Your goal: Copy out all of the material, matching it word for word.

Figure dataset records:
# # # # #
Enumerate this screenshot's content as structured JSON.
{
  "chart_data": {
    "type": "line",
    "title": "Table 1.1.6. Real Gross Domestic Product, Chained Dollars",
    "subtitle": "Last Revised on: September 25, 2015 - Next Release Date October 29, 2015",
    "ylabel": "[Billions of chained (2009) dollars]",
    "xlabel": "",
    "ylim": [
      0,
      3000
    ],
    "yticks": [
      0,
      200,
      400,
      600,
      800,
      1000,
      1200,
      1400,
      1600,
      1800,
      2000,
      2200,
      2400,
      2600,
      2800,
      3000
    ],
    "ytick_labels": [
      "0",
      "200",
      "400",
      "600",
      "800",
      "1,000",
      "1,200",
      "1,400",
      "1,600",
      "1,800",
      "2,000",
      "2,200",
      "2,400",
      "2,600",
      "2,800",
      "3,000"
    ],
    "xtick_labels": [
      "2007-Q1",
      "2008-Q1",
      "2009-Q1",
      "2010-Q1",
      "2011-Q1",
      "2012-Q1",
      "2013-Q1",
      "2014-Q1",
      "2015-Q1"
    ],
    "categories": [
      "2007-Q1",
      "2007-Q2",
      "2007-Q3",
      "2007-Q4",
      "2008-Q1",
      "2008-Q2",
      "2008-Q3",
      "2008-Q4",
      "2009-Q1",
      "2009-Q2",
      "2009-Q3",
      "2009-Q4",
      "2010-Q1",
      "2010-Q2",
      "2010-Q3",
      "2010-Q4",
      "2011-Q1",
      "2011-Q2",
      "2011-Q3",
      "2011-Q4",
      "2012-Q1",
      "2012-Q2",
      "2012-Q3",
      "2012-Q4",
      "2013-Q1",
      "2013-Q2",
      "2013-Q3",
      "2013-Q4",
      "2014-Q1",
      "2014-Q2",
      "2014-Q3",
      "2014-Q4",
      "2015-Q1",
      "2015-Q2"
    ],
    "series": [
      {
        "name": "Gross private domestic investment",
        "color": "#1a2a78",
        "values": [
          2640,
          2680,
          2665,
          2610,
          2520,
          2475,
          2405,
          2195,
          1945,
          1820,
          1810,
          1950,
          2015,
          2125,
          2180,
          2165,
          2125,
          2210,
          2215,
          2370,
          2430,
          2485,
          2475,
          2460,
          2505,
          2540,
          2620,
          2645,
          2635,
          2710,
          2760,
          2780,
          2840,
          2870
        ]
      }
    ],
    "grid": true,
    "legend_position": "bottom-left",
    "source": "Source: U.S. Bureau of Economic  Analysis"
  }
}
# # # # #
Final answer:
Enumerate this screenshot's content as structured JSON.
{
  "chart_data": {
    "type": "line",
    "title": "Table 1.1.6. Real Gross Domestic Product, Chained Dollars",
    "subtitle": "Last Revised on: September 25, 2015 - Next Release Date October 29, 2015",
    "ylabel": "[Billions of chained (2009) dollars]",
    "xlabel": "",
    "ylim": [
      0,
      3000
    ],
    "yticks": [
      0,
      200,
      400,
      600,
      800,
      1000,
      1200,
      1400,
      1600,
      1800,
      2000,
      2200,
      2400,
      2600,
      2800,
      3000
    ],
    "ytick_labels": [
      "0",
      "200",
      "400",
      "600",
      "800",
      "1,000",
      "1,200",
      "1,400",
      "1,600",
      "1,800",
      "2,000",
      "2,200",
      "2,400",
      "2,600",
      "2,800",
      "3,000"
    ],
    "xtick_labels": [
      "2007-Q1",
      "2008-Q1",
      "2009-Q1",
      "2010-Q1",
      "2011-Q1",
      "2012-Q1",
      "2013-Q1",
      "2014-Q1",
      "2015-Q1"
    ],
    "categories": [
      "2007-Q1",
      "2007-Q2",
      "2007-Q3",
      "2007-Q4",
      "2008-Q1",
      "2008-Q2",
      "2008-Q3",
      "2008-Q4",
      "2009-Q1",
      "2009-Q2",
      "2009-Q3",
      "2009-Q4",
      "2010-Q1",
      "2010-Q2",
      "2010-Q3",
      "2010-Q4",
      "2011-Q1",
      "2011-Q2",
      "2011-Q3",
      "2011-Q4",
      "2012-Q1",
      "2012-Q2",
      "2012-Q3",
      "2012-Q4",
      "2013-Q1",
      "2013-Q2",
      "2013-Q3",
      "2013-Q4",
      "2014-Q1",
      "2014-Q2",
      "2014-Q3",
      "2014-Q4",
      "2015-Q1",
      "2015-Q2"
    ],
    "series": [
      {
        "name": "Gross private domestic investment",
        "color": "#1a2a78",
        "values": [
          2640,
          2680,
          2665,
          2610,
          2520,
          2475,
          2405,
          2195,
          1945,
          1820,
          1810,
          1950,
          2015,
          2125,
          2180,
          2165,
          2125,
          2210,
          2215,
          2370,
          2430,
          2485,
          2475,
          2460,
          2505,
          2540,
          2620,
          2645,
          2635,
          2710,
          2760,
          2780,
          2840,
          2870
        ]
      }
    ],
    "grid": true,
    "legend_position": "bottom-left",
    "source": "Source: U.S. Bureau of Economic  Analysis"
  }
}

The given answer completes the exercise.